* What to work on: Render the following material again verbatim, leaving nothing out.

(Figure contents as structured data)
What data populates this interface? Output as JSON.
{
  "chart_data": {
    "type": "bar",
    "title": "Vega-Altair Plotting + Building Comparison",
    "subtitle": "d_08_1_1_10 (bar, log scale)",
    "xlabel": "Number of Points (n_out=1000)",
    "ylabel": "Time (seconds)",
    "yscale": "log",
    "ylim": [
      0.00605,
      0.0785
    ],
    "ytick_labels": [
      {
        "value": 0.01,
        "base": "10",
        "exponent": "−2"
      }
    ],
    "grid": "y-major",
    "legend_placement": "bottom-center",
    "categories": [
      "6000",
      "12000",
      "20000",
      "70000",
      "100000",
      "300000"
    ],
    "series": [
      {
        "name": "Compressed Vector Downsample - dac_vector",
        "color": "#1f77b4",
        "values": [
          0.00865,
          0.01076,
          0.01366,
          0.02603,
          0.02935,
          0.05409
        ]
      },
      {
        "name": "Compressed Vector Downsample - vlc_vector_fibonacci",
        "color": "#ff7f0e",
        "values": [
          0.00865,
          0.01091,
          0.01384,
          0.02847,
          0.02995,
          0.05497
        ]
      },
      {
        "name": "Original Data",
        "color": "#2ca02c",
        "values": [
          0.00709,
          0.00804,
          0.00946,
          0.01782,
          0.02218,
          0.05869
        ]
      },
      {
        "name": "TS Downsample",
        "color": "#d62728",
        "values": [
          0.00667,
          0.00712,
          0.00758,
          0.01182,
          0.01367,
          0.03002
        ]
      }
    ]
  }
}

* Reply to the task:
What data populates this interface? Output as JSON.
{
  "chart_data": {
    "type": "bar",
    "title": "Vega-Altair Plotting + Building Comparison",
    "subtitle": "d_08_1_1_10 (bar, log scale)",
    "xlabel": "Number of Points (n_out=1000)",
    "ylabel": "Time (seconds)",
    "yscale": "log",
    "ylim": [
      0.00605,
      0.0785
    ],
    "ytick_labels": [
      {
        "value": 0.01,
        "base": "10",
        "exponent": "−2"
      }
    ],
    "grid": "y-major",
    "legend_placement": "bottom-center",
    "categories": [
      "6000",
      "12000",
      "20000",
      "70000",
      "100000",
      "300000"
    ],
    "series": [
      {
        "name": "Compressed Vector Downsample - dac_vector",
        "color": "#1f77b4",
        "values": [
          0.00865,
          0.01076,
          0.01366,
          0.02603,
          0.02935,
          0.05409
        ]
      },
      {
        "name": "Compressed Vector Downsample - vlc_vector_fibonacci",
        "color": "#ff7f0e",
        "values": [
          0.00865,
          0.01091,
          0.01384,
          0.02847,
          0.02995,
          0.05497
        ]
      },
      {
        "name": "Original Data",
        "color": "#2ca02c",
        "values": [
          0.00709,
          0.00804,
          0.00946,
          0.01782,
          0.02218,
          0.05869
        ]
      },
      {
        "name": "TS Downsample",
        "color": "#d62728",
        "values": [
          0.00667,
          0.00712,
          0.00758,
          0.01182,
          0.01367,
          0.03002
        ]
      }
    ]
  }
}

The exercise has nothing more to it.